YOUR INSTRUCTIONS —
Find each line containing the string "并将正确答案填写在横线上". Copy it.

SUPPLIED DATA —

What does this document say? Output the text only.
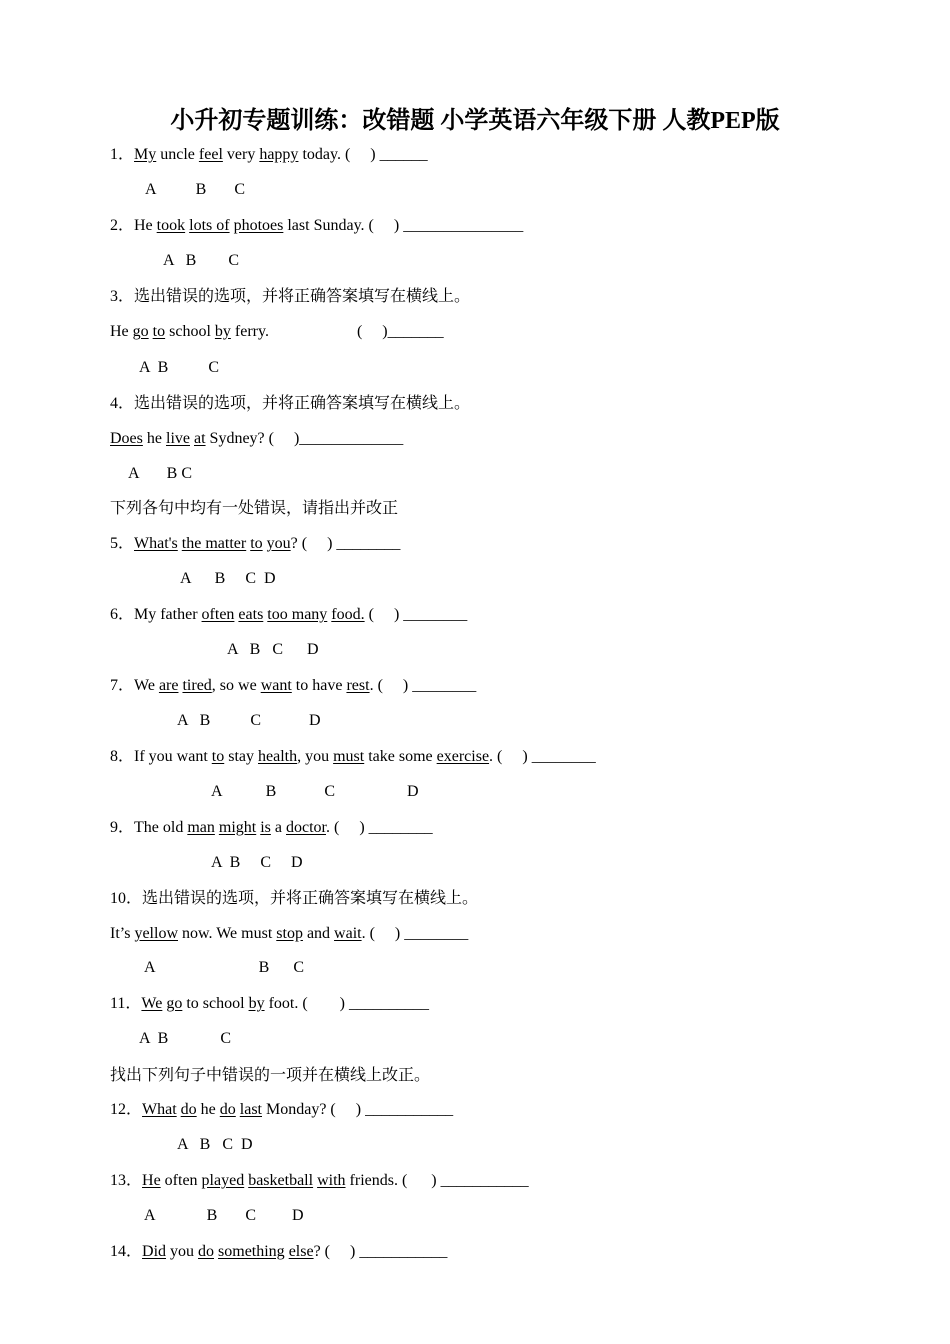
小升初专题训练：改错题 小学英语六年级下册 人教PEP版
1．My uncle feel very happy today. (     ) ______
A          B       C
2．He took lots of photoes last Sunday. (     ) _______________
A   B        C
3．选出错误的选项，并将正确答案填写在横线上。
He go to school by ferry.                      (     )_______
A  B          C
4．选出错误的选项，并将正确答案填写在横线上。
Does he live at Sydney? (     )_____________
A       B C
下列各句中均有一处错误，请指出并改正
5．What's the matter to you? (     ) ________
A      B     C  D
6．My father often eats too many food. (     ) ________
A   B   C      D
7．We are tired, so we want to have rest. (     ) ________
A   B          C            D
8．If you want to stay health, you must take some exercise. (     ) ________
A           B            C                  D
9．The old man might is a doctor. (     ) ________
A  B     C     D
10．选出错误的选项，并将正确答案填写在横线上。
It’s yellow now. We must stop and wait. (     ) ________
A                          B      C
11．We go to school by foot. (        ) __________
A  B             C
找出下列句子中错误的一项并在横线上改正。
12．What do he do last Monday? (     ) ___________
A   B   C  D
13．He often played basketball with friends. (      ) ___________
A             B       C         D
14．Did you do something else? (     ) ___________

TASK SOLUTION —
3．选出错误的选项，并将正确答案填写在横线上。
4．选出错误的选项，并将正确答案填写在横线上。
10．选出错误的选项，并将正确答案填写在横线上。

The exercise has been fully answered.